Document source =>

La cheminée du rez-de-chaussée de la tour modèle de la pointe Espagnols. Photographie Fortification et Mémoire.
Elle comporte quarante-neuf créneaux de fusillade à axes divergents et ébrasement intérieur, disposés à raison de treize sur les trois faces et six sur la face avant, plus un dans chaque angle débouchant dans un pan coupé. Huit de ces créneaux ont un embrasement intérieur commun deux à deux, chaque fois que les dispositions intérieures (portes, cheminées) réduisent l’espace disponible. Ce niveau renferme deux pièces d’artillerie pour tirer au travers des embrasures situées de chaque côté de la porte. Sur le linteau de la porte, il est possible de trouver la date de construction.

Plan de l’étage de la tour-modèle n°1. On remarque : les deux pièces d’artillerie, le pilier central, les créneaux de fusillade et le campement pour soixante hommes.

Entrées d'éléments annotés:

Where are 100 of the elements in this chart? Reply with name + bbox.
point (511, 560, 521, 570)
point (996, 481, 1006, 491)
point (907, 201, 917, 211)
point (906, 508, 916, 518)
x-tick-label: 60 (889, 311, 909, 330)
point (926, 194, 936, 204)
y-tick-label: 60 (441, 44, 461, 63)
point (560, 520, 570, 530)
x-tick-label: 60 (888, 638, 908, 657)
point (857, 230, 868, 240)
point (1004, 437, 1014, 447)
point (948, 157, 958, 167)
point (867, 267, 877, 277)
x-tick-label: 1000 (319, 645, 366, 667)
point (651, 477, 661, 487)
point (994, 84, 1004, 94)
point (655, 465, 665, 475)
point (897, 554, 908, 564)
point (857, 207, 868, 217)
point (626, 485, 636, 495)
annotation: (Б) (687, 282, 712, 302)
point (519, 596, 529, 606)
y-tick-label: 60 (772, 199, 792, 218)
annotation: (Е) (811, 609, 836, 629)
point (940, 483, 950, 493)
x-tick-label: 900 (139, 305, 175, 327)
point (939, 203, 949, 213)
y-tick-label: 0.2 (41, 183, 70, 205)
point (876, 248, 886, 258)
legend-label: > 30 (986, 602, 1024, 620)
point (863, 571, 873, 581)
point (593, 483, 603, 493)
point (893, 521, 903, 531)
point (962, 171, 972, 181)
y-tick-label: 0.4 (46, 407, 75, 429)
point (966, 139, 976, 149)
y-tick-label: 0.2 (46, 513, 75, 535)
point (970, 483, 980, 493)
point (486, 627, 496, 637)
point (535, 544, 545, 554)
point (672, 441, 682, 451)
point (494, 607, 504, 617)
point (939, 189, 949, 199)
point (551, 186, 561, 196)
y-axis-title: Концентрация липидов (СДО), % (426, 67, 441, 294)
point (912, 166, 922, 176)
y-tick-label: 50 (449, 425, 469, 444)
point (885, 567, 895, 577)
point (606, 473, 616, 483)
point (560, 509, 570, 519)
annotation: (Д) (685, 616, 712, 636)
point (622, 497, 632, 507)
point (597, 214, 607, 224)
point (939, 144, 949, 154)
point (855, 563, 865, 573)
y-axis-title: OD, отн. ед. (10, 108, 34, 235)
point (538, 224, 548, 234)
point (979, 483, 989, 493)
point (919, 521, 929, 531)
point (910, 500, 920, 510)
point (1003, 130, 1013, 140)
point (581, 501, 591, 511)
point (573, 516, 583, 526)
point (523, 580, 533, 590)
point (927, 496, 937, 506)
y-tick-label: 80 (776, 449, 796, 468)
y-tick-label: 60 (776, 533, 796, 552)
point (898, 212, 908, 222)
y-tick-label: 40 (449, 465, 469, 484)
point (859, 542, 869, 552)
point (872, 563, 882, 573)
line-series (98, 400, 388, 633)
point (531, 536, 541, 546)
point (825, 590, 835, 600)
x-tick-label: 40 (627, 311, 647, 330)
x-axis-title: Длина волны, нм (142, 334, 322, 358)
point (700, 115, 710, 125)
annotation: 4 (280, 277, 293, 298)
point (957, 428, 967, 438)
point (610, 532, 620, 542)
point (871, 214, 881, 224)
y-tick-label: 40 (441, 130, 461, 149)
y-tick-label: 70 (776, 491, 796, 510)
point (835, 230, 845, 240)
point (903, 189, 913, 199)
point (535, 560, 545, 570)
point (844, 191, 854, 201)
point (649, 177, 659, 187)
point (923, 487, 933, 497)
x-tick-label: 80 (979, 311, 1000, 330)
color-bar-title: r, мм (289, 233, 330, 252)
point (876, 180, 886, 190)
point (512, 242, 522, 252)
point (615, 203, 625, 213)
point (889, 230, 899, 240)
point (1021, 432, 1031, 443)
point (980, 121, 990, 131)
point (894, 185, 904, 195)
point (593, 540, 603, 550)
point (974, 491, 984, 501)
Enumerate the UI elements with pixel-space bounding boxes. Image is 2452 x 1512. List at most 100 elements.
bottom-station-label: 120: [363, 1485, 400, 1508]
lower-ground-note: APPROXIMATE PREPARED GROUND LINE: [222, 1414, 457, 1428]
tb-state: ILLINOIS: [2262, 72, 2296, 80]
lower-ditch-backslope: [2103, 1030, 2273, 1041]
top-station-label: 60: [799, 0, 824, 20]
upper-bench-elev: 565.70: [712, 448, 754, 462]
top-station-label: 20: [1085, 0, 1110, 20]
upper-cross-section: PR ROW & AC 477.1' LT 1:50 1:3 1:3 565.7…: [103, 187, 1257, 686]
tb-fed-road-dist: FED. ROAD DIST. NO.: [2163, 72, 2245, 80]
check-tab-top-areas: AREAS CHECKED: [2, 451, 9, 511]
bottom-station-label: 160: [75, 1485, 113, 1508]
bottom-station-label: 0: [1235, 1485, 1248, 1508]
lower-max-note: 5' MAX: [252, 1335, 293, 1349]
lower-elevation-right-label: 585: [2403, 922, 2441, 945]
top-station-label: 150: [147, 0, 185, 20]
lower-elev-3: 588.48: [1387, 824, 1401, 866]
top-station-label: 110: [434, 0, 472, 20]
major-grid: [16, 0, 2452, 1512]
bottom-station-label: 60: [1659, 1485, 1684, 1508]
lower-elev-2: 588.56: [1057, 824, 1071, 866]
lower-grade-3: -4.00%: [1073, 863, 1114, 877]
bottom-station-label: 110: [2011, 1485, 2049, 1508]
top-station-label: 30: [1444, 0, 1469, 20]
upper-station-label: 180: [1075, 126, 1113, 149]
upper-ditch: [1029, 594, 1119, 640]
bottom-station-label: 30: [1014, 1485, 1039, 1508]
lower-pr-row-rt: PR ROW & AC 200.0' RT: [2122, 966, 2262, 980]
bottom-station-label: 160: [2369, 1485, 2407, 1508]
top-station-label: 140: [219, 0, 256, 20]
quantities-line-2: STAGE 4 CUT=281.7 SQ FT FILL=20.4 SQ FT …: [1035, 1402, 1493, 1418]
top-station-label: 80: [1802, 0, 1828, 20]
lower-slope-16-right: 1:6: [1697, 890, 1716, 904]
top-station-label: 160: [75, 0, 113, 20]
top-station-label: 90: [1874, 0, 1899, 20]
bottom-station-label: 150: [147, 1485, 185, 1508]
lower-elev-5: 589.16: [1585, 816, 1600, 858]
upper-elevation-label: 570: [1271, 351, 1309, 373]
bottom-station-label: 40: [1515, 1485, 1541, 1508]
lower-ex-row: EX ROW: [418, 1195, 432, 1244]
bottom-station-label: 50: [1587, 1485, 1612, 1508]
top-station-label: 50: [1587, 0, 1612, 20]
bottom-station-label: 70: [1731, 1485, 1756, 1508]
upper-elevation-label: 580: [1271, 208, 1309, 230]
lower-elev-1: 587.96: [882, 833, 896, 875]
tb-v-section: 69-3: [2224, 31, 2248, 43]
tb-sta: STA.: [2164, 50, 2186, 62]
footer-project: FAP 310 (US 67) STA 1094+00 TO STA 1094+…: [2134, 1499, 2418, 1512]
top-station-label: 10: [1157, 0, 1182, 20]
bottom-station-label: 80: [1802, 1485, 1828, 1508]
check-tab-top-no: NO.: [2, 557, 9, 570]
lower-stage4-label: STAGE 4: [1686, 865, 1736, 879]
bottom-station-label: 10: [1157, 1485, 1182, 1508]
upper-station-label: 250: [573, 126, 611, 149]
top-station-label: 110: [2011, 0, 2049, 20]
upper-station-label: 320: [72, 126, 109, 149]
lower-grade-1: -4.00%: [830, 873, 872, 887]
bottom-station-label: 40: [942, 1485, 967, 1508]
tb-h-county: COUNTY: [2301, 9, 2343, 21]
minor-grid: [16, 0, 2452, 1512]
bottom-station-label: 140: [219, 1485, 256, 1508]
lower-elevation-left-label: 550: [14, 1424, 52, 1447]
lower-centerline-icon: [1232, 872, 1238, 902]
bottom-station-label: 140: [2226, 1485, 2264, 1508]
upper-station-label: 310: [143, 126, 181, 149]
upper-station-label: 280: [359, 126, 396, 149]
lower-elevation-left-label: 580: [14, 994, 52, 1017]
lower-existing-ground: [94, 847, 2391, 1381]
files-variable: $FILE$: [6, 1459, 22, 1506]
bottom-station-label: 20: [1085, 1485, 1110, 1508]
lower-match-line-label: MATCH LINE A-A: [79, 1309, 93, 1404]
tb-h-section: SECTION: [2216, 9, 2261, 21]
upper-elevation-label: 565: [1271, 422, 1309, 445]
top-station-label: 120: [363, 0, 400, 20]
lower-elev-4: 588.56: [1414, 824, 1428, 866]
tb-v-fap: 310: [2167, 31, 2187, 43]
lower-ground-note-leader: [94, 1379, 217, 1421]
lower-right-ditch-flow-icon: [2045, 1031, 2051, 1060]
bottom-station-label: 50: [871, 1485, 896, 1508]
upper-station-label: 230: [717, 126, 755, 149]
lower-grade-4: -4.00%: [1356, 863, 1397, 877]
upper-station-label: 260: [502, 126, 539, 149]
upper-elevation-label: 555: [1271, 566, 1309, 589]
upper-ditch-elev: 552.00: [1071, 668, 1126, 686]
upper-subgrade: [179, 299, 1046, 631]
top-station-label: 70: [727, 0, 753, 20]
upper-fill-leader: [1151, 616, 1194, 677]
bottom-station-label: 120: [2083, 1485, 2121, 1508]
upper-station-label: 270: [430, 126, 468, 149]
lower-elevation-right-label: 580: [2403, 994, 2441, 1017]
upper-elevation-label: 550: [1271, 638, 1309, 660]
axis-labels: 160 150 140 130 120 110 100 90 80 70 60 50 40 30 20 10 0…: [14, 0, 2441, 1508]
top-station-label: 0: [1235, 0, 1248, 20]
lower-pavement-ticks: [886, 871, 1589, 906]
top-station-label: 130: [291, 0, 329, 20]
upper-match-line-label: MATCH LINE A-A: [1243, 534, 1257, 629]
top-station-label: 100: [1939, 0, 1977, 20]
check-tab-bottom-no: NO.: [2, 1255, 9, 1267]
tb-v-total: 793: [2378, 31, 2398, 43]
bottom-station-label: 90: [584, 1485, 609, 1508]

Défi =>
Répondez aux questions suivantes d'après le document sur la tour modèle de la pointe Espagnols.
(a) Combien de créneaux de fusillade la tour comporte-t-elle au total ?
(b) Où peut-on trouver la date de construction ?
(c) Pour combien d'hommes le campement de l'étage est-il prévu ?

Réponse produite =>
(a) Quarante-neuf.
(b) Sur le linteau de la porte.
(c) Soixante hommes.